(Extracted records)
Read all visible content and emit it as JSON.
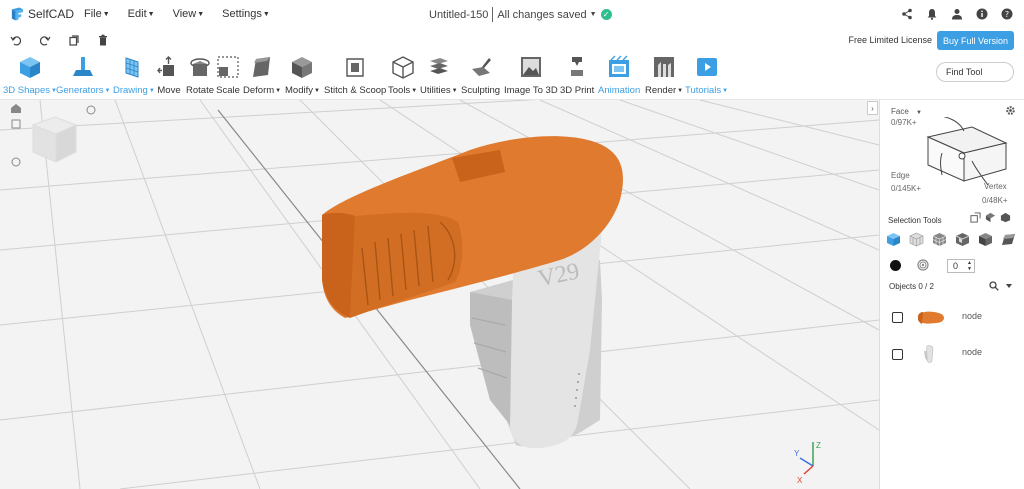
{
  "app": {
    "name": "SelfCAD",
    "doc_title": "Untitled-150",
    "save_status": "All changes saved"
  },
  "menu": {
    "items": [
      "File",
      "Edit",
      "View",
      "Settings"
    ]
  },
  "license": {
    "text": "Free Limited License",
    "buy_label": "Buy Full Version"
  },
  "toolbar": {
    "items": [
      {
        "label": "3D Shapes",
        "dropdown": true,
        "active": true
      },
      {
        "label": "Generators",
        "dropdown": true,
        "active": true
      },
      {
        "label": "Drawing",
        "dropdown": true,
        "active": true
      },
      {
        "label": "Move",
        "dropdown": false
      },
      {
        "label": "Rotate",
        "dropdown": false
      },
      {
        "label": "Scale",
        "dropdown": false
      },
      {
        "label": "Deform",
        "dropdown": true
      },
      {
        "label": "Modify",
        "dropdown": true
      },
      {
        "label": "Stitch & Scoop",
        "dropdown": false
      },
      {
        "label": "Tools",
        "dropdown": true
      },
      {
        "label": "Utilities",
        "dropdown": true
      },
      {
        "label": "Sculpting",
        "dropdown": false
      },
      {
        "label": "Image To 3D",
        "dropdown": false
      },
      {
        "label": "3D Print",
        "dropdown": false
      },
      {
        "label": "Animation",
        "dropdown": false,
        "active": true
      },
      {
        "label": "Render",
        "dropdown": true
      },
      {
        "label": "Tutorials",
        "dropdown": true,
        "active": true
      }
    ],
    "find_tool": "Find Tool"
  },
  "viewport": {
    "model_text": "V29",
    "axis_labels": [
      "X",
      "Y",
      "Z"
    ]
  },
  "panel": {
    "face_label": "Face",
    "face_count": "0/97K+",
    "edge_label": "Edge",
    "edge_count": "0/145K+",
    "vertex_label": "Vertex",
    "vertex_count": "0/48K+",
    "selection_tools_title": "Selection Tools",
    "brush_value": "0",
    "objects_title": "Objects 0 / 2",
    "objects": [
      {
        "name": "node",
        "color": "#e07a2e"
      },
      {
        "name": "node",
        "color": "#d9d9d9"
      }
    ]
  },
  "colors": {
    "accent": "#3c9fe4",
    "model_orange": "#e07a2e",
    "model_white": "#e2e2e2",
    "saved_green": "#2fbf8f"
  }
}
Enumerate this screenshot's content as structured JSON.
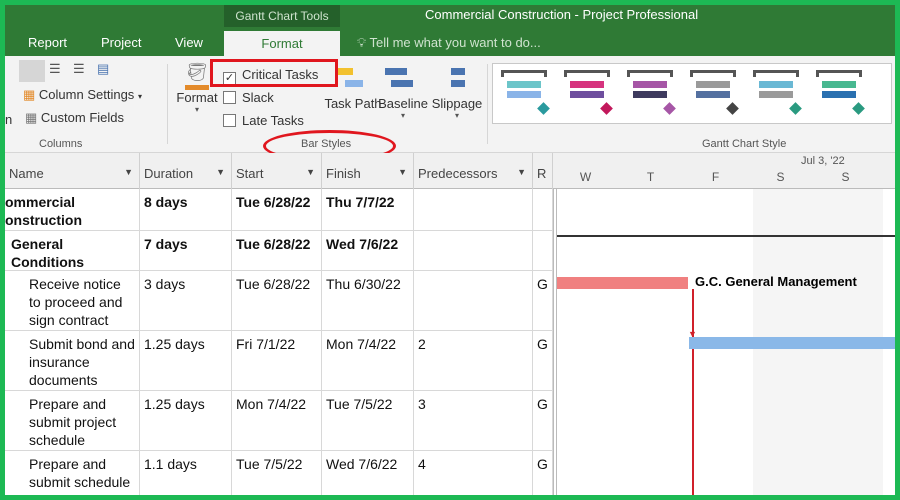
{
  "window": {
    "title": "Commercial Construction - Project Professional",
    "context_tab_group": "Gantt Chart Tools"
  },
  "tabs": [
    {
      "label": "Report"
    },
    {
      "label": "Project"
    },
    {
      "label": "View"
    },
    {
      "label": "Format",
      "active": true
    }
  ],
  "tell_me": "Tell me what you want to do...",
  "ribbon": {
    "columns_group": {
      "label": "Columns",
      "column_settings": "Column Settings",
      "custom_fields": "Custom Fields",
      "partial_left": "n"
    },
    "bar_styles_group": {
      "label": "Bar Styles",
      "format": "Format",
      "critical_tasks": {
        "label": "Critical Tasks",
        "checked": true
      },
      "slack": {
        "label": "Slack",
        "checked": false
      },
      "late_tasks": {
        "label": "Late Tasks",
        "checked": false
      },
      "task_path": "Task Path",
      "baseline": "Baseline",
      "slippage": "Slippage"
    },
    "gantt_style_group": {
      "label": "Gantt Chart Style",
      "styles": [
        {
          "top": "#6cc5c9",
          "bottom": "#8ab4e8",
          "diamond": "#2a9a9e"
        },
        {
          "top": "#d6337e",
          "bottom": "#6e4e9e",
          "diamond": "#c2185b"
        },
        {
          "top": "#a656a6",
          "bottom": "#3e3a5e",
          "diamond": "#a656a6"
        },
        {
          "top": "#9a9a9a",
          "bottom": "#5470a0",
          "diamond": "#444444"
        },
        {
          "top": "#6ab8d4",
          "bottom": "#9a9a9a",
          "diamond": "#2a9a80"
        },
        {
          "top": "#48b890",
          "bottom": "#2a70b0",
          "diamond": "#2a9a80"
        }
      ]
    }
  },
  "annotation_colors": {
    "highlight": "#e0161e"
  },
  "table": {
    "headers": [
      "Name",
      "Duration",
      "Start",
      "Finish",
      "Predecessors",
      "R"
    ],
    "rows": [
      {
        "name": "Commercial Construction",
        "name_lines": [
          "ommercial",
          "onstruction"
        ],
        "duration": "8 days",
        "start": "Tue 6/28/22",
        "finish": "Thu 7/7/22",
        "pred": "",
        "r": "",
        "bold": true
      },
      {
        "name": "General Conditions",
        "duration": "7 days",
        "start": "Tue 6/28/22",
        "finish": "Wed 7/6/22",
        "pred": "",
        "r": "",
        "bold": true
      },
      {
        "name": "Receive notice to proceed and sign contract",
        "duration": "3 days",
        "start": "Tue 6/28/22",
        "finish": "Thu 6/30/22",
        "pred": "",
        "r": "G"
      },
      {
        "name": "Submit bond and insurance documents",
        "duration": "1.25 days",
        "start": "Fri 7/1/22",
        "finish": "Mon 7/4/22",
        "pred": "2",
        "r": "G"
      },
      {
        "name": "Prepare and submit project schedule",
        "duration": "1.25 days",
        "start": "Mon 7/4/22",
        "finish": "Tue 7/5/22",
        "pred": "3",
        "r": "G"
      },
      {
        "name": "Prepare and submit schedule of...",
        "duration": "1.1 days",
        "start": "Tue 7/5/22",
        "finish": "Wed 7/6/22",
        "pred": "4",
        "r": "G"
      }
    ]
  },
  "timescale": {
    "week_label": "Jul 3, '22",
    "days": [
      "W",
      "T",
      "F",
      "S",
      "S"
    ]
  },
  "gantt": {
    "bar_label": "G.C. General Management",
    "critical_color": "#f08080",
    "normal_color": "#8ab8e8"
  }
}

● **What you will do**
Gather every line containing the word "diamond" and copy it.

● **The completed task**
          "diamond": "#2a9a9e"
          "diamond": "#c2185b"
          "diamond": "#a656a6"
          "diamond": "#444444"
          "diamond": "#2a9a80"
          "diamond": "#2a9a80"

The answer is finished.